## MATERIAL
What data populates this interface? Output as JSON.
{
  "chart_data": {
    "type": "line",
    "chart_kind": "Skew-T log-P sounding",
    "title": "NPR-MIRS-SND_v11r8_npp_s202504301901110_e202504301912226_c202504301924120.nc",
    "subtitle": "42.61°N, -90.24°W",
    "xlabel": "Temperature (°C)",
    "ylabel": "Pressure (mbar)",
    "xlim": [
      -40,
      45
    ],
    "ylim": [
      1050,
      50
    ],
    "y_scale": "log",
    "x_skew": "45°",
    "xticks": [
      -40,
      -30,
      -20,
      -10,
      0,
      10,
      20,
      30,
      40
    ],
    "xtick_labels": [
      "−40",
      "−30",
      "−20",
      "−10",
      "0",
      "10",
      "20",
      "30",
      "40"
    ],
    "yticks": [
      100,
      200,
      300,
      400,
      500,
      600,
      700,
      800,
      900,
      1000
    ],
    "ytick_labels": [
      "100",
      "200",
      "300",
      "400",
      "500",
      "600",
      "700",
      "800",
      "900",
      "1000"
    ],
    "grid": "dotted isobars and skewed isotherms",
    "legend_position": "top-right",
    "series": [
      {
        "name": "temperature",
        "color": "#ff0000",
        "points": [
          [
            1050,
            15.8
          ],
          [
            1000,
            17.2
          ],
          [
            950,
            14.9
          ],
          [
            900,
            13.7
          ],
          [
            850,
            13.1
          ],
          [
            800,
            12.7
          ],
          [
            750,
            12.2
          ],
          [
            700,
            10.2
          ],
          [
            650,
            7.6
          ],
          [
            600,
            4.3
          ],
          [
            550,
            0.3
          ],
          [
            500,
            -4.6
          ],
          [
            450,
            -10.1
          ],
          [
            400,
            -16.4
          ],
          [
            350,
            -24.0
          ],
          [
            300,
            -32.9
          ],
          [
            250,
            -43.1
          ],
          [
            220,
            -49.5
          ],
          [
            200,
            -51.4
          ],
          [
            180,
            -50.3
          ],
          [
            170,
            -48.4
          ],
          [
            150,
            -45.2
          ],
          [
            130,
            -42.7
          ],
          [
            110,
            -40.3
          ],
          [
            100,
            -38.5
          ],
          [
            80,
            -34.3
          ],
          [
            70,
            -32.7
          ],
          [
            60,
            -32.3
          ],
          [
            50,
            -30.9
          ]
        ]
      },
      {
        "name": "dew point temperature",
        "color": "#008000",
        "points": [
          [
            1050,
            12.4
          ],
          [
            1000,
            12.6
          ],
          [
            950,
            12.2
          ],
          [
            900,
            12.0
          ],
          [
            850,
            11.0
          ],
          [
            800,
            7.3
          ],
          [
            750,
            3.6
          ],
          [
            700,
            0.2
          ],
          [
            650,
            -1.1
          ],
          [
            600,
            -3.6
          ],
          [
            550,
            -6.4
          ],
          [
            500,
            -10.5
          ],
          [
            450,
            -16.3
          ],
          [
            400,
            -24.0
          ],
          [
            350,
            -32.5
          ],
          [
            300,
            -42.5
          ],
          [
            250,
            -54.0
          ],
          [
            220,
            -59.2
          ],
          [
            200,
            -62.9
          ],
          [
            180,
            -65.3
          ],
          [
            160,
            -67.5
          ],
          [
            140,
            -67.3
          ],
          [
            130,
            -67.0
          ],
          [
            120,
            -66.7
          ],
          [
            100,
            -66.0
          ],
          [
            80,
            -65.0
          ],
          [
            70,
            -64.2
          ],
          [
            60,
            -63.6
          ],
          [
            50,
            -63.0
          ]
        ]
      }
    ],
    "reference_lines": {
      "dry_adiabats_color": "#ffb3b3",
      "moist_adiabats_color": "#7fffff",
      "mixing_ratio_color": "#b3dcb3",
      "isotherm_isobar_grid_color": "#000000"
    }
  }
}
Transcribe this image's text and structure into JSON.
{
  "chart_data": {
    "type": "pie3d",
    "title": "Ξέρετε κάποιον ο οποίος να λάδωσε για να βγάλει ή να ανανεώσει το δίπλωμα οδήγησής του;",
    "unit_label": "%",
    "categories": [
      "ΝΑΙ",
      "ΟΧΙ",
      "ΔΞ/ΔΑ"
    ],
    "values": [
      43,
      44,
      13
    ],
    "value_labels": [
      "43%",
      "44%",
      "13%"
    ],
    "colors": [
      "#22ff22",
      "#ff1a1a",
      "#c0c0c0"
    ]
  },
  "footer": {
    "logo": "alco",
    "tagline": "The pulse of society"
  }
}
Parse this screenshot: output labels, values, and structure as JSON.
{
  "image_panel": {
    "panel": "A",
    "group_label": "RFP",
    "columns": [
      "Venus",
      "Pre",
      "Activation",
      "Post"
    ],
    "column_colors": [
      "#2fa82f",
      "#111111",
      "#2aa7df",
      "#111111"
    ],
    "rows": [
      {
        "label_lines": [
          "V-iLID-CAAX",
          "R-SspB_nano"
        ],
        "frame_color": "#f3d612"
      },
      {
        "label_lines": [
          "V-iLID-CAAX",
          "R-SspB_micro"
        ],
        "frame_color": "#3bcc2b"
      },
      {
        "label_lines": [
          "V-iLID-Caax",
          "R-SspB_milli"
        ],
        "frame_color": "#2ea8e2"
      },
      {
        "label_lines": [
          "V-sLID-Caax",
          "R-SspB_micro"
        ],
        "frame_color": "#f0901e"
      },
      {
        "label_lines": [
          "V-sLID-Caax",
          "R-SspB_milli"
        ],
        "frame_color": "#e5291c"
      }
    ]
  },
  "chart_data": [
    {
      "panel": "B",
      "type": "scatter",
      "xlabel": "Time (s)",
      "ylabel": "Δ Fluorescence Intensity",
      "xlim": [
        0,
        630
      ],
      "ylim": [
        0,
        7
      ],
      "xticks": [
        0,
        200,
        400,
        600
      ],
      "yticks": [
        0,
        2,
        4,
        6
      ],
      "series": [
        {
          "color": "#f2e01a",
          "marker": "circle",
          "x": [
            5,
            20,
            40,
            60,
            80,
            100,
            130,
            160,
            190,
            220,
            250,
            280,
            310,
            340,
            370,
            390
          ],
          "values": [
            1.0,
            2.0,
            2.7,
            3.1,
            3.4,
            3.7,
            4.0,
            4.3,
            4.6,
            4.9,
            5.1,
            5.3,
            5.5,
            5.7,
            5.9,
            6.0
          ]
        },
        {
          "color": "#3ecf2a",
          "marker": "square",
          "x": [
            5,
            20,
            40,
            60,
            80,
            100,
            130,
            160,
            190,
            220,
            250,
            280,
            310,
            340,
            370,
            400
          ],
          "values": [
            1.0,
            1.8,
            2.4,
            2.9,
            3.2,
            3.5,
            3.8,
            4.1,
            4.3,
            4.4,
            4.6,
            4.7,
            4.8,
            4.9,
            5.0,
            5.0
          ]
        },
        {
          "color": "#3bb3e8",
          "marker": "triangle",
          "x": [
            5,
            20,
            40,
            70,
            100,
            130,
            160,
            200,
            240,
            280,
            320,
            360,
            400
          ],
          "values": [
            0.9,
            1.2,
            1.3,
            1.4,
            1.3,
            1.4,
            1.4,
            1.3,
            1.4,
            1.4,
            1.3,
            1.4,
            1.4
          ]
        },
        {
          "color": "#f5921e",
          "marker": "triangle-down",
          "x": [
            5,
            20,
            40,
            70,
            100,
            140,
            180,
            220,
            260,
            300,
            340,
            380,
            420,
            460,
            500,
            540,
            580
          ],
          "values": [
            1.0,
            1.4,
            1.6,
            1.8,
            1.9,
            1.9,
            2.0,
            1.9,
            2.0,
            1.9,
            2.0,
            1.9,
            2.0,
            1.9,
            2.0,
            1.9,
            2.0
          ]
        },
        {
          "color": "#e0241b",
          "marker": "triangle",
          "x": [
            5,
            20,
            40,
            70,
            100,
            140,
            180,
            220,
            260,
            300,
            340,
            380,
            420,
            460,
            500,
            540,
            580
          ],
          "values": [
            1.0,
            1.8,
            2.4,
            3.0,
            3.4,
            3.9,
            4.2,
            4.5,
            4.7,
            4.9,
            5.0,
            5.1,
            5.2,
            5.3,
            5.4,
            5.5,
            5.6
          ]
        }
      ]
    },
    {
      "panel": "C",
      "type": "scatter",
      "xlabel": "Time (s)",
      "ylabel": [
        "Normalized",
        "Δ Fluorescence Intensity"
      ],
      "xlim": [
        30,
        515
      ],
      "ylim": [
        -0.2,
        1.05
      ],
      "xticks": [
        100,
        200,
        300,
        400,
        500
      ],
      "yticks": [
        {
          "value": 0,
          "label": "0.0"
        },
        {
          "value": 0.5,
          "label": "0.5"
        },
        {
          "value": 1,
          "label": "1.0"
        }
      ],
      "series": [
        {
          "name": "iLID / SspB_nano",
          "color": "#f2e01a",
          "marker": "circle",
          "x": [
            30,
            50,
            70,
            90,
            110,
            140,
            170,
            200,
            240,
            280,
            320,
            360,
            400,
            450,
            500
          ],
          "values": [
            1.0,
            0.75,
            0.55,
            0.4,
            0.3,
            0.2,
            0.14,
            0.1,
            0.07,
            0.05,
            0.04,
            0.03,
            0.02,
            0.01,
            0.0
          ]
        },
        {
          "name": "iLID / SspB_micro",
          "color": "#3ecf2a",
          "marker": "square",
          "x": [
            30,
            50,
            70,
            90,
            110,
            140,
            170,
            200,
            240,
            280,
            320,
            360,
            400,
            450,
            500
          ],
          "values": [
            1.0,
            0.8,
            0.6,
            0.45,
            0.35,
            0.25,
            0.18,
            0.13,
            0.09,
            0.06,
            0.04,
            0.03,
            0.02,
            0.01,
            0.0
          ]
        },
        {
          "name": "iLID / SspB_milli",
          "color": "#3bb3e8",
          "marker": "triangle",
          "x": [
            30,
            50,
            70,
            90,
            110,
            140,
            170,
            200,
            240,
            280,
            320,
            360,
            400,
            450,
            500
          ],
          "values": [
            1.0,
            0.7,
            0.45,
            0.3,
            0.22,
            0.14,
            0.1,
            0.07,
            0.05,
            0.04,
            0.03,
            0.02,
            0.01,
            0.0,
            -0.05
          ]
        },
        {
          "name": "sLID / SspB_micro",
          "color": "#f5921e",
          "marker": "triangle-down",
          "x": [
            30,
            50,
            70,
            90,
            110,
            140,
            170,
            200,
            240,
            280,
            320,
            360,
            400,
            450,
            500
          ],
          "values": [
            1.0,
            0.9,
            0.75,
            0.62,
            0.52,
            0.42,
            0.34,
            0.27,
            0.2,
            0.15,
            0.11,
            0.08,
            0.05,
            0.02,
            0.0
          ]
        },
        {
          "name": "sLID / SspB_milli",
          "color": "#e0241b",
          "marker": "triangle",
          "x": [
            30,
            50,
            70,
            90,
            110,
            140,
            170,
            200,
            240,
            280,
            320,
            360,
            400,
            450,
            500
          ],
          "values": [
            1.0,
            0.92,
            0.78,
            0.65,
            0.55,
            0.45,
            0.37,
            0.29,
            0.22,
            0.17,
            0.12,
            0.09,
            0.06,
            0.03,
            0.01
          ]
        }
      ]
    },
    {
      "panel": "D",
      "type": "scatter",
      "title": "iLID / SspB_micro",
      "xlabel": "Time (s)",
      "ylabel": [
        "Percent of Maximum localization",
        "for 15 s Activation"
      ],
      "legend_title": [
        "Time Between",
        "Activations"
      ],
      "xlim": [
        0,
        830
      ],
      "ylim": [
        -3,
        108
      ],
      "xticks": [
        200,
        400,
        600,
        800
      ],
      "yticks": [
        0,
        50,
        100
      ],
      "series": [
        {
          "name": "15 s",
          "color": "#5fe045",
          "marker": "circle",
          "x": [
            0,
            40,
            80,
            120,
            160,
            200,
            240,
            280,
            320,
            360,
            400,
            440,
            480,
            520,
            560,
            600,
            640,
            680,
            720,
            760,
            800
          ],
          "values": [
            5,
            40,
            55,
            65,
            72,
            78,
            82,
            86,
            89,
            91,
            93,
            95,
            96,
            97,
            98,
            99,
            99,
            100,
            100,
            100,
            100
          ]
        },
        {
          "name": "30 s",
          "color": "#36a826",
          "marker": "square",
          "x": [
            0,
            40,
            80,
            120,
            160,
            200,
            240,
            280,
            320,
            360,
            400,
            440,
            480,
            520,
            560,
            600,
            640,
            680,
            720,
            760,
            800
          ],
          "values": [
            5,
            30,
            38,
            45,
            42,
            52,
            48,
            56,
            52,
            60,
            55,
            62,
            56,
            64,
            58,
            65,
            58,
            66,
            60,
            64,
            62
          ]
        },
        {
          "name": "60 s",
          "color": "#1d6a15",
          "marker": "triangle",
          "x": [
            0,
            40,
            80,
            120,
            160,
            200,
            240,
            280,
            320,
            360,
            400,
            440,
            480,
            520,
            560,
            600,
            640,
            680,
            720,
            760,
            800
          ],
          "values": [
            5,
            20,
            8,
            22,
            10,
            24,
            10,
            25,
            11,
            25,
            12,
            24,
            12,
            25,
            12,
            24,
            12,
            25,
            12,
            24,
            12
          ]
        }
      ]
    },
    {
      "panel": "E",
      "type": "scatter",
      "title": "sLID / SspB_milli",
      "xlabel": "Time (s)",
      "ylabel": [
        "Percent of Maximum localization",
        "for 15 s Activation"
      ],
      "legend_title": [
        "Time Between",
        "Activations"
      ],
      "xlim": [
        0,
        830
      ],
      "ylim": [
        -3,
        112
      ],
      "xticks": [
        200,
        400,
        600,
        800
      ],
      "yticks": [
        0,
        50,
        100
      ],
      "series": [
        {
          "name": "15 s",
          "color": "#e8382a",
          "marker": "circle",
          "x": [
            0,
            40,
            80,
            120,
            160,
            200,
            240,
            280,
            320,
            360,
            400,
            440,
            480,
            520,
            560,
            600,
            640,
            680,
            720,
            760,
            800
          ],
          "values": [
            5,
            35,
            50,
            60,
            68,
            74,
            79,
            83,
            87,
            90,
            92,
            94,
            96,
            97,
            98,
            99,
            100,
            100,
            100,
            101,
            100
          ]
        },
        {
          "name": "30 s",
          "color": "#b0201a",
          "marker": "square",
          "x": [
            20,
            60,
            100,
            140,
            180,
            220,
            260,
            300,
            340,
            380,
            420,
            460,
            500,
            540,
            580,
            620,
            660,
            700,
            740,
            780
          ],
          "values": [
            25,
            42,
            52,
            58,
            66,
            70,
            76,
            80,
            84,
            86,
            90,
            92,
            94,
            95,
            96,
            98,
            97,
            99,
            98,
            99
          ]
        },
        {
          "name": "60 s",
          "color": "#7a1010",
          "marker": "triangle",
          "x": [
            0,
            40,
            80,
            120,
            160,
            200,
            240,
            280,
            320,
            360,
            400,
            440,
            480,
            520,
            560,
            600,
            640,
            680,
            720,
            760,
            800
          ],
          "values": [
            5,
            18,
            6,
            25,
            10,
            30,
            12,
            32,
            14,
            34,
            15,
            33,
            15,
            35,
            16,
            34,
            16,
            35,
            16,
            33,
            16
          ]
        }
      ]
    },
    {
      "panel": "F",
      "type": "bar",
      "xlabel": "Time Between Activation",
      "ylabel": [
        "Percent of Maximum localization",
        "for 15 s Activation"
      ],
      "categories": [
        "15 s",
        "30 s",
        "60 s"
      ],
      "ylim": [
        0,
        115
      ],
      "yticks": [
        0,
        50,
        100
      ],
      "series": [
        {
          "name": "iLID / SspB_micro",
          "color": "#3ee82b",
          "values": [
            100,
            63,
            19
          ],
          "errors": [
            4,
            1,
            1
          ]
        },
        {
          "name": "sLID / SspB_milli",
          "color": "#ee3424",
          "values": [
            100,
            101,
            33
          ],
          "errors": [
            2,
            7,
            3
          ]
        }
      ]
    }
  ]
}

## YOUR INSTRUCTIONS
Go through the entries above and copy every line containing "this".

## TASK SOLUTION
What data populates this interface? Output as JSON.
Transcribe this image's text and structure into JSON.
Parse this screenshot: output labels, values, and structure as JSON.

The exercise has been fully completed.